▶ _Exercise description_
Copy whichever lines contain the string "date".

— start —

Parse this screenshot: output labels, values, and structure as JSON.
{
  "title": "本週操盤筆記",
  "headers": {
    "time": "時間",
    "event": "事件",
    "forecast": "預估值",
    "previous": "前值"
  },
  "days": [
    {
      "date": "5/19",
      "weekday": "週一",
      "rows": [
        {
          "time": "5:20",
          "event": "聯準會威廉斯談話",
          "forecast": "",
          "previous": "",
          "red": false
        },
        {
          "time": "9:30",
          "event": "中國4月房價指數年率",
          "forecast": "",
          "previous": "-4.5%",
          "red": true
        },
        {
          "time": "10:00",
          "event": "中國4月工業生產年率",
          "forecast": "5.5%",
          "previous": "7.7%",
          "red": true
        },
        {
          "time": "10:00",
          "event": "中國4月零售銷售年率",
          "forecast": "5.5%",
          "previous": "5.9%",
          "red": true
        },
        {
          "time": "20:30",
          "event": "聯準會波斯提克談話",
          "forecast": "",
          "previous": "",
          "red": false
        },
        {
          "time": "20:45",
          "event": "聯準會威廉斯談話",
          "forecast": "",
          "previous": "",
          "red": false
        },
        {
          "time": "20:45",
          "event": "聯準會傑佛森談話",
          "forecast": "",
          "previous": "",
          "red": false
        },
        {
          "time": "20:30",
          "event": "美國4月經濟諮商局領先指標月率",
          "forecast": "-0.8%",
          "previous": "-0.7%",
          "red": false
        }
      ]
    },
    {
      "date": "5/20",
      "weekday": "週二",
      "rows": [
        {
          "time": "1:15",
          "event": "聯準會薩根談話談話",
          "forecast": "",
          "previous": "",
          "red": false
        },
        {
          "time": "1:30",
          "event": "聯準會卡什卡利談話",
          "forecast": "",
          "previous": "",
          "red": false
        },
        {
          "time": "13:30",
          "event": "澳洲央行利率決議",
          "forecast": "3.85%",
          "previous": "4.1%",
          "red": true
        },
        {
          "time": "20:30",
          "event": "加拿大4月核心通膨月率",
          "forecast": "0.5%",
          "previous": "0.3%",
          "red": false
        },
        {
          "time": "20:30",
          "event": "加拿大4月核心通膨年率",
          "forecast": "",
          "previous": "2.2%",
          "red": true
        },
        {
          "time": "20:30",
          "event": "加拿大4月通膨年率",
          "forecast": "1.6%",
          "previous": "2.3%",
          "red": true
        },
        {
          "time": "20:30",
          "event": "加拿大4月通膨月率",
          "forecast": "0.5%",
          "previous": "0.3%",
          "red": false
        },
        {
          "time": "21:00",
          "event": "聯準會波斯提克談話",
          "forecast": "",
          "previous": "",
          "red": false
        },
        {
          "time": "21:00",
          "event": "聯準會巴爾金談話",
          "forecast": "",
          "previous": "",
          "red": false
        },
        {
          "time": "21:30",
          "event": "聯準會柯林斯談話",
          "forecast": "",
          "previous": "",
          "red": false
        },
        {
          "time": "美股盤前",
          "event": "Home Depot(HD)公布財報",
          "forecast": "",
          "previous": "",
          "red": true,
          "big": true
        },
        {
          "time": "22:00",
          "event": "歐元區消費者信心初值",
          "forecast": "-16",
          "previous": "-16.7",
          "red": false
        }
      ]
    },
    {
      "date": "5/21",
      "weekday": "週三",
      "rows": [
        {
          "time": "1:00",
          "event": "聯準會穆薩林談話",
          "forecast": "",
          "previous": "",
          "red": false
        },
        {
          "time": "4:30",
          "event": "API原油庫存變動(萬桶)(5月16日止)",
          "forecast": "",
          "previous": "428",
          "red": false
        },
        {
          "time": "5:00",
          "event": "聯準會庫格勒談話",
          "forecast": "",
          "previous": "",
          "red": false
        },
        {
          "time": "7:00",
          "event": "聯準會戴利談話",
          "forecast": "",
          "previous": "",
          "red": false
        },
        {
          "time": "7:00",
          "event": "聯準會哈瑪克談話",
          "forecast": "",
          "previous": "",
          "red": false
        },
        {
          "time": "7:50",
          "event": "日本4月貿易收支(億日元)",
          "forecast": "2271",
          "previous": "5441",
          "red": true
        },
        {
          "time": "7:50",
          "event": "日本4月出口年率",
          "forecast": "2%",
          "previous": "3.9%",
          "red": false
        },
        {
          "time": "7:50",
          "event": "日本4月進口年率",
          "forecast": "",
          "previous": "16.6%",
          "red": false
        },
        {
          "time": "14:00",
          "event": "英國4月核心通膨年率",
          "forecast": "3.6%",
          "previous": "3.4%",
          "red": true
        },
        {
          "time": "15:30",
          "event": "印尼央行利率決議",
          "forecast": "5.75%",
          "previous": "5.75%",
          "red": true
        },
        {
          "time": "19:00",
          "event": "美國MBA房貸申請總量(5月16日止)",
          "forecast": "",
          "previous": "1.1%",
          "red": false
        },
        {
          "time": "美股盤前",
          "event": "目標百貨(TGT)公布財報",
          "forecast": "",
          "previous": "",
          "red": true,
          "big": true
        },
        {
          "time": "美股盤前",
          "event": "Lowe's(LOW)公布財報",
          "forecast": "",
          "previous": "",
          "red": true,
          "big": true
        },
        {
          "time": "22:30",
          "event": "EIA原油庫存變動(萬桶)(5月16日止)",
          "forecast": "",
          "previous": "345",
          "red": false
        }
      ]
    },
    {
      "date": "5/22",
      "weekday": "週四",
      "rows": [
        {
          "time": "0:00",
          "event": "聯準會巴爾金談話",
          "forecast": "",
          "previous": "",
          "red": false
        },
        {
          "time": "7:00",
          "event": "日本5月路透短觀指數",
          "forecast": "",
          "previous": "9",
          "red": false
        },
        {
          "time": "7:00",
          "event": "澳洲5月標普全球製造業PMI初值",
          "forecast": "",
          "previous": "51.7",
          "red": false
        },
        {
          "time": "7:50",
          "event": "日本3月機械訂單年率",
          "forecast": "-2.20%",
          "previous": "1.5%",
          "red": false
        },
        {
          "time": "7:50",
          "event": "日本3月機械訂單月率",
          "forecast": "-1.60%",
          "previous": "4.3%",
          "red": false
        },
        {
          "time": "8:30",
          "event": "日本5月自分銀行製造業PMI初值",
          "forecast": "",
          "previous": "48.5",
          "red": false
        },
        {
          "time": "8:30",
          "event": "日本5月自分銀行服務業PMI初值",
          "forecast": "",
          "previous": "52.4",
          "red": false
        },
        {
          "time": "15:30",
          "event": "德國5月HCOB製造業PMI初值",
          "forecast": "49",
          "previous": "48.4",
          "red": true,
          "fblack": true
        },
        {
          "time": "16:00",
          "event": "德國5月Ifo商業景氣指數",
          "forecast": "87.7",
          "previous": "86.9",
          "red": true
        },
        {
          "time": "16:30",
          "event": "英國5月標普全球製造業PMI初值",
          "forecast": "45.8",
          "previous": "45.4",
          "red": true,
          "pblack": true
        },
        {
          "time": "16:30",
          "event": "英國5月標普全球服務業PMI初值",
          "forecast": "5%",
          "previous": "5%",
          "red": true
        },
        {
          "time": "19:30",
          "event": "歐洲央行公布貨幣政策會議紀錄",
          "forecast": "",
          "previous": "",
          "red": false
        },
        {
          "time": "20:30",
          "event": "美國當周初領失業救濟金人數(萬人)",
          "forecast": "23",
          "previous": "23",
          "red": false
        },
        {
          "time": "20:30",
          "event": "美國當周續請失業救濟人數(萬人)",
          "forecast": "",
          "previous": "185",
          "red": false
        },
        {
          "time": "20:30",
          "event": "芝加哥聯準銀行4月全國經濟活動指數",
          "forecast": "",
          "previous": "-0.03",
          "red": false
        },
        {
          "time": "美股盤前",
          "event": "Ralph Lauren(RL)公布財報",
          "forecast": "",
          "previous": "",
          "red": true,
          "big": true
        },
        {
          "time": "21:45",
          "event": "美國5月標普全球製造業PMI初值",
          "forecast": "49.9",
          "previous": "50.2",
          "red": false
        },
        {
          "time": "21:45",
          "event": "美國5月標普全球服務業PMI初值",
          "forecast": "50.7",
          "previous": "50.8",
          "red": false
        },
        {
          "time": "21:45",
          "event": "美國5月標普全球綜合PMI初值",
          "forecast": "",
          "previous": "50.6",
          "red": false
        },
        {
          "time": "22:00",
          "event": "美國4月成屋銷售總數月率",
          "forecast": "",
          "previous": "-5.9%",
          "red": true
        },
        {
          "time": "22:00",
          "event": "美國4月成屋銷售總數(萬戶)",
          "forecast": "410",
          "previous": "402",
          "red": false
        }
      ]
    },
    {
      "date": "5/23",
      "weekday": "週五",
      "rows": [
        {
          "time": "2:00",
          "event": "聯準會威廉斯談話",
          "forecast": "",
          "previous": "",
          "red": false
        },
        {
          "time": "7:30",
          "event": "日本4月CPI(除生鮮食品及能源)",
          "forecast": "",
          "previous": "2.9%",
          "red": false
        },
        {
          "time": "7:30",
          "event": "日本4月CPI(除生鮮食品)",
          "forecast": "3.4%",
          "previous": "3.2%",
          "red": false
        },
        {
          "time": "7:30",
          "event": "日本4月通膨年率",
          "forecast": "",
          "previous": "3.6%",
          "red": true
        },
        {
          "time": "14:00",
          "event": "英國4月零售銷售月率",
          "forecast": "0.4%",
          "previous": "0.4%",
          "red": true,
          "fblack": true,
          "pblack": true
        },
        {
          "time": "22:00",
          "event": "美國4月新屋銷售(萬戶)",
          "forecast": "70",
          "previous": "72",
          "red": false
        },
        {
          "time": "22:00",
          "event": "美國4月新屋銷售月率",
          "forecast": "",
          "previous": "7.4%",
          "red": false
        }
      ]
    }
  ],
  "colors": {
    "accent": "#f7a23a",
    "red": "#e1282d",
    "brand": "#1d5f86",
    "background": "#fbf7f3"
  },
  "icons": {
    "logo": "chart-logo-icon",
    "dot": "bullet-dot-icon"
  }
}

— end —

▶ _Written solution_
      "date": "5/19",
      "date": "5/20",
      "date": "5/21",
      "date": "5/22",
      "date": "5/23",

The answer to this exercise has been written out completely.